__What you need to do__: Find the lines in these entries that include the word "Umed" and state how many there are, with no other words.

Saved entries:
________________________________________
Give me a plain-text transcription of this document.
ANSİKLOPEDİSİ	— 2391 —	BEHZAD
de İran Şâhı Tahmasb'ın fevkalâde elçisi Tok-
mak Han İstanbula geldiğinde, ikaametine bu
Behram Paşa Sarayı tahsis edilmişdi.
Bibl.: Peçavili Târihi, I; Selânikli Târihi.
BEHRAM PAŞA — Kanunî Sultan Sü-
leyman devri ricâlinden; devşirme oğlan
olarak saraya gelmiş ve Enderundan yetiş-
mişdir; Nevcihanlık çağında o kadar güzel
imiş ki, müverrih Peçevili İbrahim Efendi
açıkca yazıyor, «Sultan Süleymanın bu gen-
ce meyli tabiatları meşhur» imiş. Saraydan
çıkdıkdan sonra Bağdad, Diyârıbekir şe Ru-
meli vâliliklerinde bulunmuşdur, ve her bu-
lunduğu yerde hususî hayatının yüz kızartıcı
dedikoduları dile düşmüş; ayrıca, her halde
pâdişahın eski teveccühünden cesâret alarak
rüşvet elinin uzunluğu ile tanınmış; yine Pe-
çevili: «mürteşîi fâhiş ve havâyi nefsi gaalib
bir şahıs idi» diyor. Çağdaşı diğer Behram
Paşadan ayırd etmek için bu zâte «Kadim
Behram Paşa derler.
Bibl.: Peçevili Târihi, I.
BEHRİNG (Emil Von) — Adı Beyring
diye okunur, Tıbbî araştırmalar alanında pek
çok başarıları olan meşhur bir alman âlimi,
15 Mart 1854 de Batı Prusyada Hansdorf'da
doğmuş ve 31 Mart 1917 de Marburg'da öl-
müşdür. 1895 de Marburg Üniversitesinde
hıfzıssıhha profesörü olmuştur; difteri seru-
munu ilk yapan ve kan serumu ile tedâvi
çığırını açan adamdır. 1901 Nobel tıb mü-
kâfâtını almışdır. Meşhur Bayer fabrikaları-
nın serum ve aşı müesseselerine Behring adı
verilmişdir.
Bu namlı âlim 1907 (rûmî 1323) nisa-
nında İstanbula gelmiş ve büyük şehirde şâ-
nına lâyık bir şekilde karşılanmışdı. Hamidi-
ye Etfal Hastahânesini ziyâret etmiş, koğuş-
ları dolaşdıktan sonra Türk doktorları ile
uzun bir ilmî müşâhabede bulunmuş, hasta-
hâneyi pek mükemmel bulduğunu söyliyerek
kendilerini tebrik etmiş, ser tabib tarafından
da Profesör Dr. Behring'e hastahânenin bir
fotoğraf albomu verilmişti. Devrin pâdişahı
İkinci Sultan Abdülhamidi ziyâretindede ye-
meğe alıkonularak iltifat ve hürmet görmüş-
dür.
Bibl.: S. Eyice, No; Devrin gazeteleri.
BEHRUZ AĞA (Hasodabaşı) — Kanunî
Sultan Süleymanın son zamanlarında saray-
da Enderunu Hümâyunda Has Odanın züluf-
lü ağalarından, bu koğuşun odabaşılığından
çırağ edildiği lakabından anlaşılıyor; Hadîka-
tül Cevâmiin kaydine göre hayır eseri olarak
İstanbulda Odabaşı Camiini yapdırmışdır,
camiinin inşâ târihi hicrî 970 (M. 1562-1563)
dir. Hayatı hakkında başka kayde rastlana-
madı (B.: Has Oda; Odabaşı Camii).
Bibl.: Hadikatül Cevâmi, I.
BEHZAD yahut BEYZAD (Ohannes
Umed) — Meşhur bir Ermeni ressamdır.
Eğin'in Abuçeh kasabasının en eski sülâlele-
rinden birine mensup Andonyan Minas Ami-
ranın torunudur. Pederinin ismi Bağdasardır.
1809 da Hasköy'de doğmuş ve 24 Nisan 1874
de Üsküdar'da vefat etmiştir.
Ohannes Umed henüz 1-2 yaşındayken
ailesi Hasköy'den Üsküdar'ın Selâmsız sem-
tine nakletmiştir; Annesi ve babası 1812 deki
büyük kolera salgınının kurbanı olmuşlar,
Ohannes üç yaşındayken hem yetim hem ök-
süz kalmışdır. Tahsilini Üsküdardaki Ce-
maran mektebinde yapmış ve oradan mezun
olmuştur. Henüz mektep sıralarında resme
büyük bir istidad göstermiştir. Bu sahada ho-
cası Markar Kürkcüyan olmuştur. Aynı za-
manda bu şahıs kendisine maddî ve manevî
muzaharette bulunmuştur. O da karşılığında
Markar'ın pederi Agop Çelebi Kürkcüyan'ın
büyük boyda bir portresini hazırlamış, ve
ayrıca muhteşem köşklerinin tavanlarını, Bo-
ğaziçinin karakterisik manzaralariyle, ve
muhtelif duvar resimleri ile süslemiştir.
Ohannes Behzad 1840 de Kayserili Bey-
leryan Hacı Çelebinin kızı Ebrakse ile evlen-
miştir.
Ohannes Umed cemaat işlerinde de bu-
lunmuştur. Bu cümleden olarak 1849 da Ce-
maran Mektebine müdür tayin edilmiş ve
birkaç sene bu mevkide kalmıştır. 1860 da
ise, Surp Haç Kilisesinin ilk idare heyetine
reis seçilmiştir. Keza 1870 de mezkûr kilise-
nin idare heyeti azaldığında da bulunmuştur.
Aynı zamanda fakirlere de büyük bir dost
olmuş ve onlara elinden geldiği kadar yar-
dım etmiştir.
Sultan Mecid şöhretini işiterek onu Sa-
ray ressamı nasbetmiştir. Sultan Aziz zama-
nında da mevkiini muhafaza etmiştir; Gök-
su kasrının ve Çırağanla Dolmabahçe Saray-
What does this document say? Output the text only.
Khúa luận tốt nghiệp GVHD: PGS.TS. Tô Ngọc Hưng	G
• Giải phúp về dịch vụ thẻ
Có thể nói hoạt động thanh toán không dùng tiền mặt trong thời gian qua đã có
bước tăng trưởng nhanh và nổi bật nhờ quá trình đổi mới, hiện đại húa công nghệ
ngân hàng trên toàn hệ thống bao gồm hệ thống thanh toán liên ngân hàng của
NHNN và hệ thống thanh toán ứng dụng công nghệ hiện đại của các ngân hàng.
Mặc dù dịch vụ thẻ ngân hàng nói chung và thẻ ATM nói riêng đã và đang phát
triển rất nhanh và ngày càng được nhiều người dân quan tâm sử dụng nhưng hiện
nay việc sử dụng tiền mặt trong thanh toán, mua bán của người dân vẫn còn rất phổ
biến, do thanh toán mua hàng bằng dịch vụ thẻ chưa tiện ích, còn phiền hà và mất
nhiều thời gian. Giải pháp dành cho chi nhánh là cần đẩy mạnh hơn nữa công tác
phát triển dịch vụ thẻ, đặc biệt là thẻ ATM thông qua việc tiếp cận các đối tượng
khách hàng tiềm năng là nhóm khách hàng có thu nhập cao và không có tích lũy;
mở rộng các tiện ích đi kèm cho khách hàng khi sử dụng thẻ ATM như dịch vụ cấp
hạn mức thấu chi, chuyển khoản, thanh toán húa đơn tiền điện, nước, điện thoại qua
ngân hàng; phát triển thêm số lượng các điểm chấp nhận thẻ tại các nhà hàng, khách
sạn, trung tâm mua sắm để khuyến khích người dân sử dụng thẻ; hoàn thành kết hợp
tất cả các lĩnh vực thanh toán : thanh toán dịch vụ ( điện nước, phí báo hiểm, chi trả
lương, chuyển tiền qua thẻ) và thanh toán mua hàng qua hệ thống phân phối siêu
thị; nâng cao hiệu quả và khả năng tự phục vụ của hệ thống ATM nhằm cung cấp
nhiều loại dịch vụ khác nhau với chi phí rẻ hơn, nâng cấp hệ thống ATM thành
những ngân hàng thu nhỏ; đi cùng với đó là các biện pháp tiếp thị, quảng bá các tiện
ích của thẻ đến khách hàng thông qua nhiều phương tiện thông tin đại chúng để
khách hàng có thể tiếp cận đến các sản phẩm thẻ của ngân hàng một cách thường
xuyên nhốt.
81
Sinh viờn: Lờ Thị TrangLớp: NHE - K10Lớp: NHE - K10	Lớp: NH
________________________________________
__Full answer__: 3